= DATA RECORDS =

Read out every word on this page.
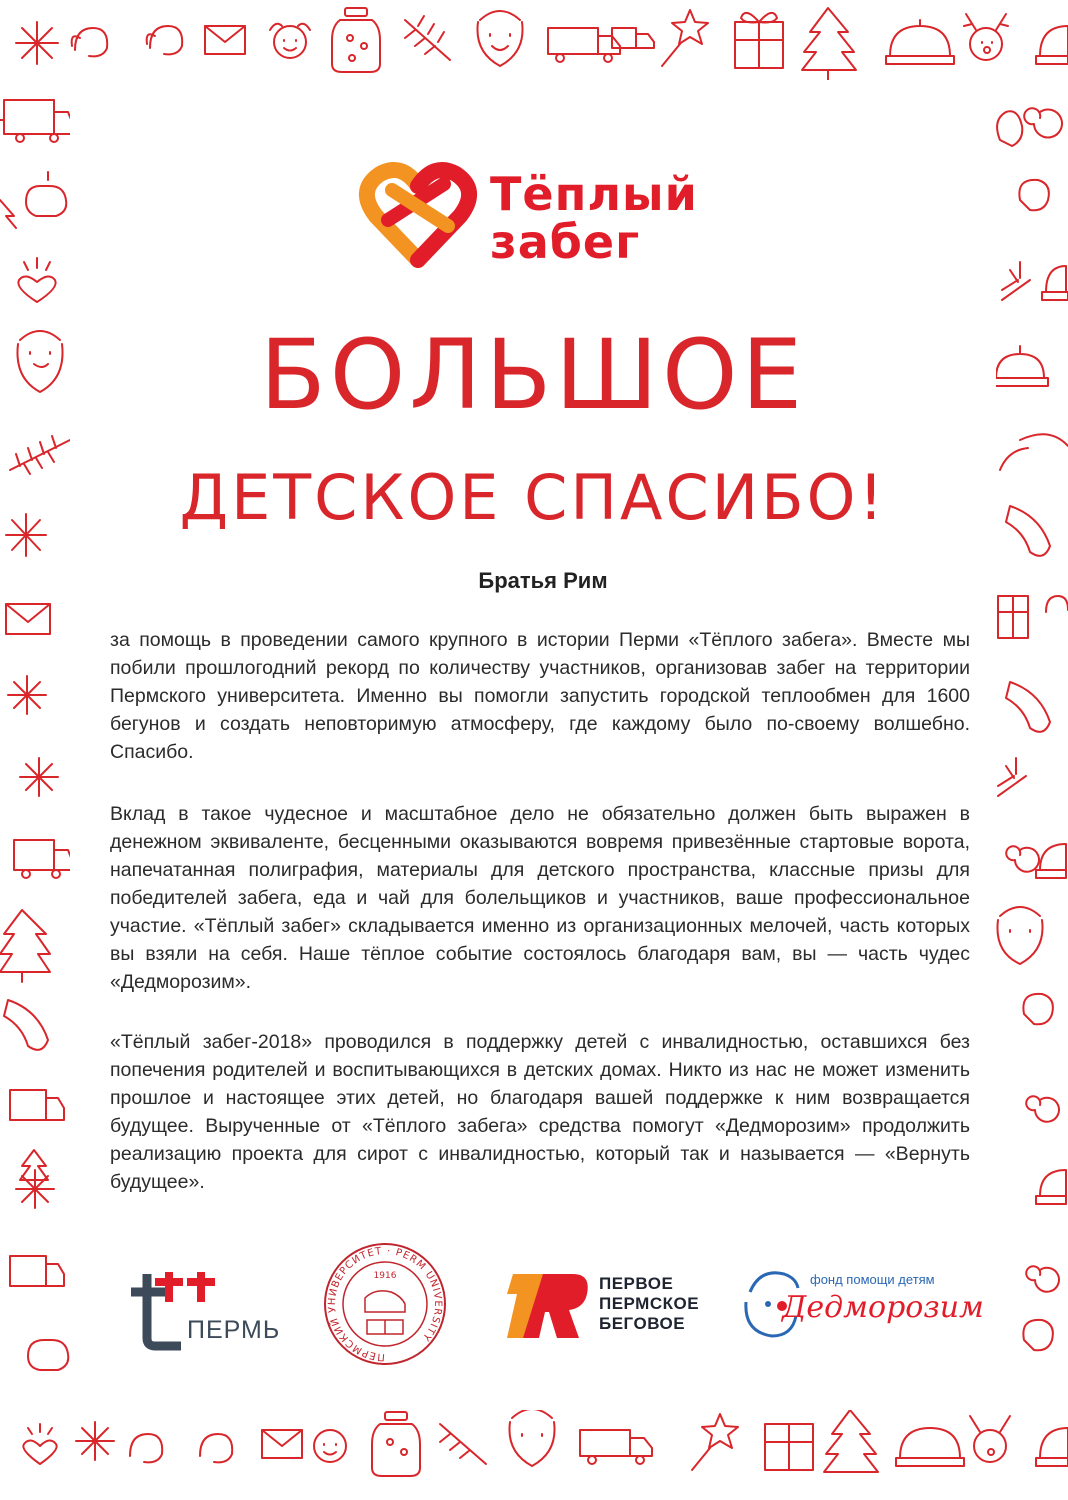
Тёплый
забег
БОЛЬШОЕ
ДЕТСКОЕ СПАСИБО!
Братья Рим

за помощь в проведении самого крупного в истории Перми «Тёплого забега». Вместе мы побили прошлогодний рекорд по количеству участников, организовав забег на территории Пермского университета. Именно вы помогли запустить городской теплообмен для 1600 бегунов и создать неповторимую атмосферу, где каждому было по-своему волшебно. Спасибо.

Вклад в такое чудесное и масштабное дело не обязательно должен быть выражен в денежном эквиваленте, бесценными оказываются вовремя привезённые стартовые ворота, напечатанная полиграфия, материалы для детского пространства, классные призы для победителей забега, еда и чай для болельщиков и участников, ваше профессиональное участие. «Тёплый забег» складывается именно из организационных мелочей, часть которых вы взяли на себя. Наше тёплое событие состоялось благодаря вам, вы — часть чудес «Дедморозим».

«Тёплый забег-2018» проводился в поддержку детей с инвалидностью, оставшихся без попечения родителей и воспитывающихся в детских домах. Никто из нас не может изменить прошлое и настоящее этих детей, но благодаря вашей поддержке к ним возвращается будущее. Вырученные от «Тёплого забега» средства помогут «Дедморозим» продолжить реализацию проекта для сирот с инвалидностью, который так и называется — «Вернуть будущее».

ПЕРМЬ
ПЕРМСКИЙ УНИВЕРСИТЕТ · PERM UNIVERSITY
1916	ПЕРВОЕ
ПЕРМСКОЕ
БЕГОВОЕ
фонд помощи детям
Дедморозим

= THE REQUEST =
Repeat the records above verbatim, with no pictures in the result.

= WRITTEN ANSWER =
Read out every word on this page.
Тёплый
забег
БОЛЬШОЕ
ДЕТСКОЕ СПАСИБО!
Братья Рим

за помощь в проведении самого крупного в истории Перми «Тёплого забега». Вместе мы побили прошлогодний рекорд по количеству участников, организовав забег на территории Пермского университета. Именно вы помогли запустить городской теплообмен для 1600 бегунов и создать неповторимую атмосферу, где каждому было по-своему волшебно. Спасибо.

Вклад в такое чудесное и масштабное дело не обязательно должен быть выражен в денежном эквиваленте, бесценными оказываются вовремя привезённые стартовые ворота, напечатанная полиграфия, материалы для детского пространства, классные призы для победителей забега, еда и чай для болельщиков и участников, ваше профессиональное участие. «Тёплый забег» складывается именно из организационных мелочей, часть которых вы взяли на себя. Наше тёплое событие состоялось благодаря вам, вы — часть чудес «Дедморозим».

«Тёплый забег-2018» проводился в поддержку детей с инвалидностью, оставшихся без попечения родителей и воспитывающихся в детских домах. Никто из нас не может изменить прошлое и настоящее этих детей, но благодаря вашей поддержке к ним возвращается будущее. Вырученные от «Тёплого забега» средства помогут «Дедморозим» продолжить реализацию проекта для сирот с инвалидностью, который так и называется — «Вернуть будущее».

ПЕРМЬ
ПЕРМСКИЙ УНИВЕРСИТЕТ · PERM UNIVERSITY
1916	ПЕРВОЕ
ПЕРМСКОЕ
БЕГОВОЕ
фонд помощи детям
Дедморозим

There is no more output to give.